| WHAT TO PRODUCE |
Please return all lines of the data below containing the string "Protocol".

:: DATA EXTRACT ::

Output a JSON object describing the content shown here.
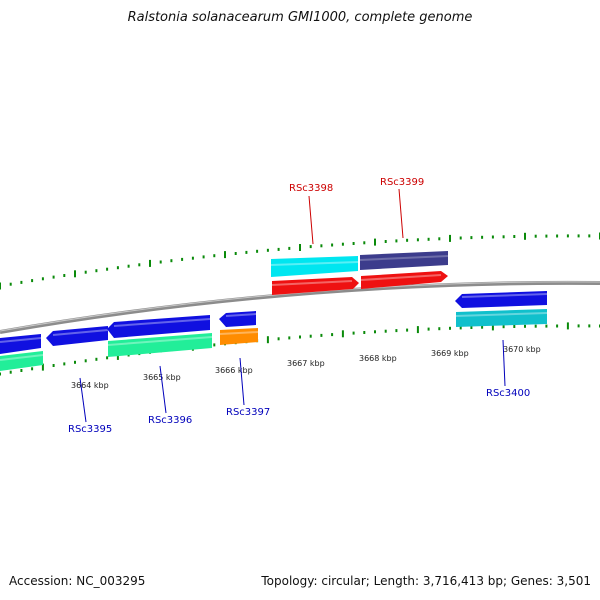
{
  "title": "Ralstonia solanacearum GMI1000, complete genome",
  "footer": {
    "accession": "Accession: NC_003295",
    "summary": "Topology: circular; Length: 3,716,413 bp; Genes: 3,501"
  },
  "scale": {
    "tick_labels": [
      "3664 kbp",
      "3665 kbp",
      "3666 kbp",
      "3667 kbp",
      "3668 kbp",
      "3669 kbp",
      "3670 kbp"
    ]
  },
  "gene_labels": {
    "rsc3395": "RSc3395",
    "rsc3396": "RSc3396",
    "rsc3397": "RSc3397",
    "rsc3398": "RSc3398",
    "rsc3399": "RSc3399",
    "rsc3400": "RSc3400"
  },
  "colors": {
    "backbone": "#8c8c8c",
    "ticks": "#0a8a0a",
    "forward_label": "#cc0000",
    "reverse_label": "#0000bb",
    "cds_blue": "#1010e0",
    "cds_red": "#ee1111",
    "cds_cyan": "#00e6f0",
    "cds_navy": "#3c3c8c",
    "cds_green": "#22ee99",
    "cds_orange": "#ff8c00",
    "cds_teal": "#10c0cc"
  }
}
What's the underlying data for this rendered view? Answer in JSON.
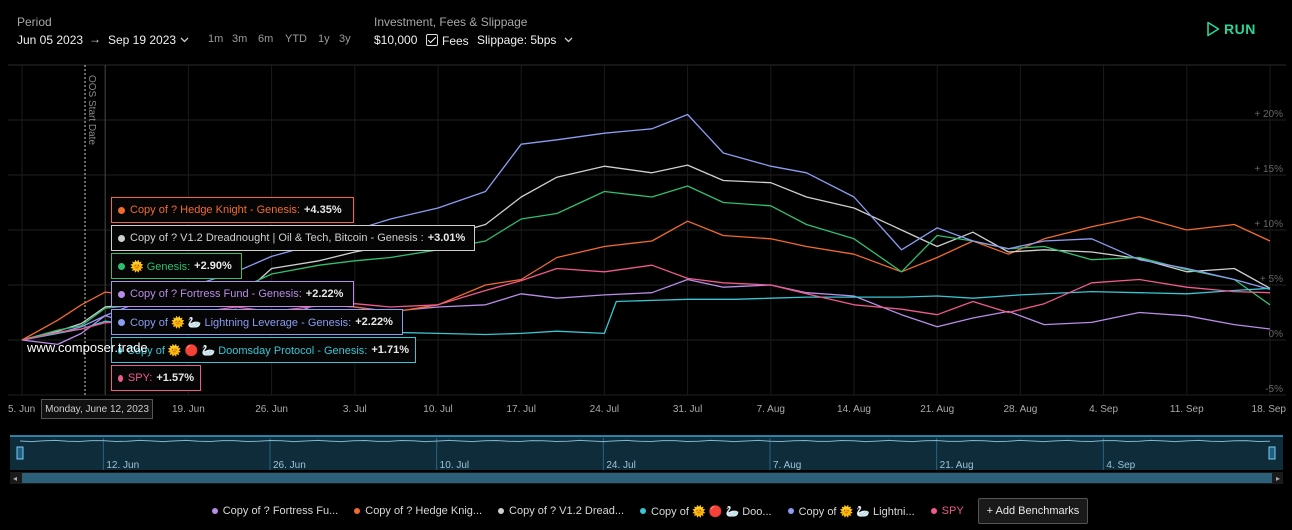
{
  "header": {
    "period_label": "Period",
    "start_date": "Jun 05 2023",
    "end_date": "Sep 19 2023",
    "ranges": [
      "1m",
      "3m",
      "6m",
      "YTD",
      "1y",
      "3y"
    ],
    "inv_label": "Investment, Fees & Slippage",
    "amount": "$10,000",
    "fees_label": "Fees",
    "slippage": "Slippage: 5bps",
    "run_label": "RUN"
  },
  "oos_label": "OOS Start Date",
  "watermark": "www.composer.trade",
  "hover_date": "Monday, June 12, 2023",
  "tooltips": [
    {
      "name": "Copy of ? Hedge Knight - Genesis:",
      "value": "+4.35%",
      "color": "#f26a2d"
    },
    {
      "name": "Copy of ? V1.2 Dreadnought | Oil & Tech, Bitcoin - Genesis :",
      "value": "+3.01%",
      "color": "#cfcfcf"
    },
    {
      "name": "🌞 Genesis:",
      "value": "+2.90%",
      "color": "#2fbf71"
    },
    {
      "name": "Copy of ? Fortress Fund - Genesis:",
      "value": "+2.22%",
      "color": "#b88de6"
    },
    {
      "name": "Copy of 🌞 🦢 Lightning Leverage - Genesis:",
      "value": "+2.22%",
      "color": "#8c9cf0"
    },
    {
      "name": "Copy of 🌞 🔴 🦢 Doomsday Protocol - Genesis:",
      "value": "+1.71%",
      "color": "#38c6d4"
    },
    {
      "name": "SPY:",
      "value": "+1.57%",
      "color": "#f05a8e"
    }
  ],
  "legend": {
    "items": [
      {
        "label": "Copy of ? Fortress Fu...",
        "color": "#b88de6"
      },
      {
        "label": "Copy of ? Hedge Knig...",
        "color": "#f26a2d"
      },
      {
        "label": "Copy of ? V1.2 Dread...",
        "color": "#cfcfcf"
      },
      {
        "label": "Copy of 🌞 🔴 🦢 Doo...",
        "color": "#38c6d4"
      },
      {
        "label": "Copy of 🌞 🦢 Lightni...",
        "color": "#8c9cf0"
      },
      {
        "label": "SPY",
        "color": "#f05a8e"
      }
    ],
    "add_label": "Add Benchmarks"
  },
  "chart_data": {
    "type": "line",
    "title": "",
    "xlabel": "",
    "ylabel": "",
    "ylim": [
      -5,
      25
    ],
    "yticks": [
      "-5%",
      "0%",
      "5%",
      "10%",
      "15%",
      "20%"
    ],
    "ytick_values": [
      -5,
      0,
      5,
      10,
      15,
      20
    ],
    "xticks": [
      "5. Jun",
      "12. Jun",
      "19. Jun",
      "26. Jun",
      "3. Jul",
      "10. Jul",
      "17. Jul",
      "24. Jul",
      "31. Jul",
      "7. Aug",
      "14. Aug",
      "21. Aug",
      "28. Aug",
      "4. Sep",
      "11. Sep",
      "18. Sep"
    ],
    "xtick_days": [
      0,
      7,
      14,
      21,
      28,
      35,
      42,
      49,
      56,
      63,
      70,
      77,
      84,
      91,
      98,
      105
    ],
    "navigator_labels": [
      "12. Jun",
      "26. Jun",
      "10. Jul",
      "24. Jul",
      "7. Aug",
      "21. Aug",
      "4. Sep"
    ],
    "navigator_days": [
      7,
      21,
      35,
      49,
      63,
      77,
      91
    ],
    "oos_day": 5.3,
    "series": [
      {
        "name": "Copy of ? Fortress Fund",
        "color": "#b88de6",
        "points": [
          [
            0,
            0
          ],
          [
            3,
            -0.4
          ],
          [
            5,
            0.6
          ],
          [
            7,
            2.22
          ],
          [
            10,
            1.2
          ],
          [
            14,
            2.0
          ],
          [
            18,
            2.8
          ],
          [
            21,
            1.4
          ],
          [
            25,
            3.4
          ],
          [
            28,
            3.0
          ],
          [
            31,
            2.6
          ],
          [
            35,
            3.0
          ],
          [
            39,
            3.2
          ],
          [
            42,
            4.2
          ],
          [
            45,
            3.8
          ],
          [
            49,
            4.1
          ],
          [
            53,
            4.3
          ],
          [
            56,
            5.5
          ],
          [
            59,
            4.8
          ],
          [
            63,
            5.0
          ],
          [
            66,
            4.3
          ],
          [
            70,
            4.0
          ],
          [
            74,
            2.3
          ],
          [
            77,
            1.2
          ],
          [
            80,
            2.0
          ],
          [
            83,
            2.6
          ],
          [
            86,
            1.4
          ],
          [
            90,
            1.6
          ],
          [
            94,
            2.5
          ],
          [
            98,
            2.2
          ],
          [
            102,
            1.4
          ],
          [
            105,
            1.0
          ]
        ]
      },
      {
        "name": "Copy of ? Hedge Knight",
        "color": "#f26a2d",
        "points": [
          [
            0,
            0
          ],
          [
            3,
            1.8
          ],
          [
            5,
            3.2
          ],
          [
            7,
            4.35
          ],
          [
            10,
            4.0
          ],
          [
            14,
            3.8
          ],
          [
            18,
            3.2
          ],
          [
            21,
            3.6
          ],
          [
            25,
            3.2
          ],
          [
            28,
            3.0
          ],
          [
            31,
            2.5
          ],
          [
            35,
            3.2
          ],
          [
            39,
            5.0
          ],
          [
            42,
            5.5
          ],
          [
            45,
            7.5
          ],
          [
            49,
            8.5
          ],
          [
            53,
            9.0
          ],
          [
            56,
            10.8
          ],
          [
            59,
            9.5
          ],
          [
            63,
            9.2
          ],
          [
            66,
            8.5
          ],
          [
            70,
            7.8
          ],
          [
            74,
            6.2
          ],
          [
            77,
            7.5
          ],
          [
            80,
            9.0
          ],
          [
            83,
            7.8
          ],
          [
            86,
            9.2
          ],
          [
            90,
            10.3
          ],
          [
            94,
            11.2
          ],
          [
            98,
            10.0
          ],
          [
            102,
            10.5
          ],
          [
            105,
            9.0
          ]
        ]
      },
      {
        "name": "Copy of ? V1.2 Dreadnought",
        "color": "#cfcfcf",
        "points": [
          [
            0,
            0
          ],
          [
            3,
            0.8
          ],
          [
            5,
            1.5
          ],
          [
            7,
            3.01
          ],
          [
            10,
            3.3
          ],
          [
            14,
            4.3
          ],
          [
            18,
            3.6
          ],
          [
            21,
            6.5
          ],
          [
            25,
            7.2
          ],
          [
            28,
            8.0
          ],
          [
            31,
            8.6
          ],
          [
            35,
            9.3
          ],
          [
            39,
            10.5
          ],
          [
            42,
            13.0
          ],
          [
            45,
            14.8
          ],
          [
            49,
            15.8
          ],
          [
            53,
            15.2
          ],
          [
            56,
            15.9
          ],
          [
            59,
            14.5
          ],
          [
            63,
            14.3
          ],
          [
            66,
            13.0
          ],
          [
            70,
            12.0
          ],
          [
            74,
            10.0
          ],
          [
            77,
            8.5
          ],
          [
            80,
            9.8
          ],
          [
            83,
            8.0
          ],
          [
            86,
            8.2
          ],
          [
            90,
            8.0
          ],
          [
            94,
            7.4
          ],
          [
            98,
            6.2
          ],
          [
            102,
            6.5
          ],
          [
            105,
            4.7
          ]
        ]
      },
      {
        "name": "🌞 Genesis",
        "color": "#2fbf71",
        "points": [
          [
            0,
            0
          ],
          [
            3,
            0.9
          ],
          [
            5,
            1.3
          ],
          [
            7,
            2.9
          ],
          [
            10,
            3.2
          ],
          [
            14,
            3.8
          ],
          [
            18,
            4.5
          ],
          [
            21,
            6.0
          ],
          [
            25,
            6.8
          ],
          [
            28,
            7.2
          ],
          [
            31,
            7.5
          ],
          [
            35,
            8.2
          ],
          [
            39,
            9.0
          ],
          [
            42,
            11.0
          ],
          [
            45,
            11.5
          ],
          [
            49,
            13.5
          ],
          [
            53,
            13.0
          ],
          [
            56,
            14.0
          ],
          [
            59,
            12.5
          ],
          [
            63,
            12.2
          ],
          [
            66,
            10.5
          ],
          [
            70,
            9.2
          ],
          [
            74,
            6.2
          ],
          [
            77,
            9.5
          ],
          [
            80,
            9.0
          ],
          [
            83,
            8.3
          ],
          [
            86,
            8.5
          ],
          [
            90,
            7.3
          ],
          [
            94,
            7.5
          ],
          [
            98,
            6.4
          ],
          [
            102,
            5.5
          ],
          [
            105,
            3.2
          ]
        ]
      },
      {
        "name": "Copy of 🌞 🦢 Lightning Leverage",
        "color": "#8c9cf0",
        "points": [
          [
            0,
            0
          ],
          [
            3,
            0.6
          ],
          [
            5,
            1.2
          ],
          [
            7,
            2.22
          ],
          [
            10,
            3.5
          ],
          [
            14,
            4.8
          ],
          [
            18,
            6.2
          ],
          [
            21,
            7.6
          ],
          [
            25,
            8.8
          ],
          [
            28,
            10.0
          ],
          [
            31,
            11.0
          ],
          [
            35,
            12.0
          ],
          [
            39,
            13.5
          ],
          [
            42,
            17.8
          ],
          [
            45,
            18.2
          ],
          [
            49,
            18.8
          ],
          [
            53,
            19.2
          ],
          [
            56,
            20.5
          ],
          [
            59,
            17.0
          ],
          [
            63,
            15.8
          ],
          [
            66,
            15.2
          ],
          [
            70,
            13.0
          ],
          [
            74,
            8.2
          ],
          [
            77,
            10.2
          ],
          [
            80,
            9.0
          ],
          [
            83,
            8.3
          ],
          [
            86,
            9.0
          ],
          [
            90,
            9.2
          ],
          [
            94,
            7.3
          ],
          [
            98,
            6.5
          ],
          [
            102,
            5.5
          ],
          [
            105,
            4.6
          ]
        ]
      },
      {
        "name": "Copy of 🌞 🔴 🦢 Doomsday Protocol",
        "color": "#38c6d4",
        "points": [
          [
            0,
            0
          ],
          [
            3,
            0.6
          ],
          [
            5,
            1.0
          ],
          [
            7,
            1.71
          ],
          [
            10,
            1.3
          ],
          [
            14,
            1.5
          ],
          [
            18,
            1.0
          ],
          [
            21,
            1.2
          ],
          [
            25,
            0.9
          ],
          [
            28,
            0.8
          ],
          [
            31,
            0.7
          ],
          [
            35,
            0.6
          ],
          [
            39,
            0.5
          ],
          [
            42,
            0.6
          ],
          [
            45,
            0.8
          ],
          [
            49,
            0.6
          ],
          [
            50,
            3.5
          ],
          [
            53,
            3.6
          ],
          [
            56,
            3.7
          ],
          [
            60,
            3.7
          ],
          [
            63,
            3.8
          ],
          [
            66,
            3.9
          ],
          [
            70,
            3.9
          ],
          [
            74,
            3.9
          ],
          [
            77,
            4.0
          ],
          [
            80,
            3.8
          ],
          [
            84,
            4.1
          ],
          [
            90,
            4.4
          ],
          [
            94,
            4.3
          ],
          [
            98,
            4.2
          ],
          [
            102,
            4.5
          ],
          [
            105,
            4.7
          ]
        ]
      },
      {
        "name": "SPY",
        "color": "#f05a8e",
        "points": [
          [
            0,
            0
          ],
          [
            3,
            0.7
          ],
          [
            5,
            1.0
          ],
          [
            7,
            1.57
          ],
          [
            10,
            1.7
          ],
          [
            14,
            2.4
          ],
          [
            18,
            3.0
          ],
          [
            21,
            2.6
          ],
          [
            25,
            3.1
          ],
          [
            28,
            3.3
          ],
          [
            31,
            3.0
          ],
          [
            35,
            3.2
          ],
          [
            39,
            4.5
          ],
          [
            42,
            5.4
          ],
          [
            45,
            6.5
          ],
          [
            49,
            6.2
          ],
          [
            53,
            6.8
          ],
          [
            56,
            5.6
          ],
          [
            59,
            5.2
          ],
          [
            63,
            5.0
          ],
          [
            66,
            4.2
          ],
          [
            70,
            3.2
          ],
          [
            74,
            2.8
          ],
          [
            77,
            2.3
          ],
          [
            80,
            3.5
          ],
          [
            83,
            2.5
          ],
          [
            86,
            3.3
          ],
          [
            90,
            5.2
          ],
          [
            94,
            5.5
          ],
          [
            98,
            4.8
          ],
          [
            102,
            4.4
          ],
          [
            105,
            4.3
          ]
        ]
      }
    ]
  }
}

:::

| TASK RESULT |
      "name": "Copy of 🌞 🔴 🦢 Doomsday Protocol - Genesis:",
        "name": "Copy of 🌞 🔴 🦢 Doomsday Protocol",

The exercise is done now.